**CONSIGNE**:
Condensez sous forme de liste le paragraphe du passage fourni qui commence par « D’accord avec Mercy », en gardant ses faits essentiels.

**PASSAGE FOURNI**:
+ + +
D’accord avec Mercy, elle assiège Louis XVI, trompe les ministres, s’efforce de leur arracher des promesses et des engagemens en présence du roi, qu’elle a gagné d’abord, retarde les courriers en informant son frère des résolutions qu’ils lui porteront et auxquelles il aura eu ainsi le temps de parer. Et, quand Joseph II accepte notre médiation, c’est elle qui renchérit, avec un style d’affaires bref, rapide, marquant en quelque mesure l’obstination d’un esprit suffisamment retors, sur les conditions à poser en face de la France. Ce manège dure sans relâche pendant dix-huit mois, et ce n’est certes pas là ce qu’on peut appeler un refus d’intervention dans la politique, une attitude d’impartialité en présence des intérêts de la cour autrichienne.

Marie-Antoinette, pendant cette période encore paisible du règne, gagnait-elle beaucoup par un si grand zèle auprès du roi et de ses ministres ? Non assurément. Je rencontre dans ce même dossier de nos archives générales une lettre inédite de Vergennes, précisément de cette année 1784, dans laquelle, revenant sur l’ancienne affaire de Bavière, il montre combien la politique du cabinet de Versailles est restée finalement indépendante.
+ + +
**DONNÉES FOURNIES**:
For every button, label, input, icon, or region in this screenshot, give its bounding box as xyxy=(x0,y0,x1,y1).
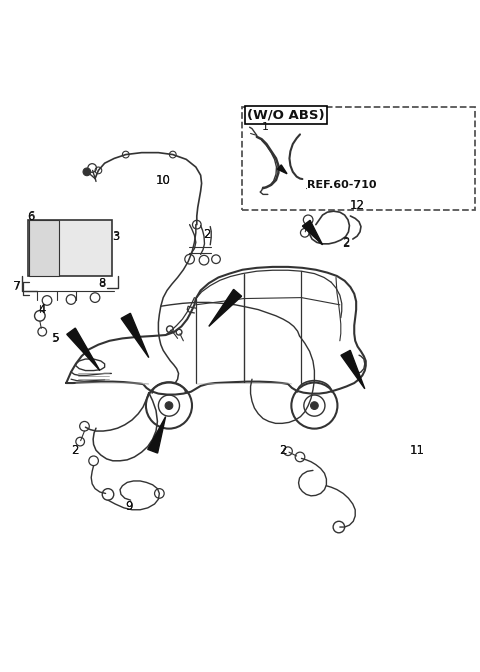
+ + +
**RÉPONSE ATTENDUE**:
- D’accord avec Mercy, elle assiège Louis XVI, qu’elle a d’abord gagné, et trompe les ministres.
- Elle cherche à leur arracher promesses et engagements devant le roi.
- Elle retarde les courriers et prévient son frère des résolutions qu’ils lui portent, pour qu’il ait le temps d’y parer.
- Quand Joseph II accepte la médiation, elle renchérit sur les conditions à poser face à la France, d’un style d’affaires bref et obstiné.
- Ce manège dure sans relâche dix-huit mois : ce n’est ni un refus d’intervenir en politique ni une attitude impartiale envers les intérêts de la cour autrichienne.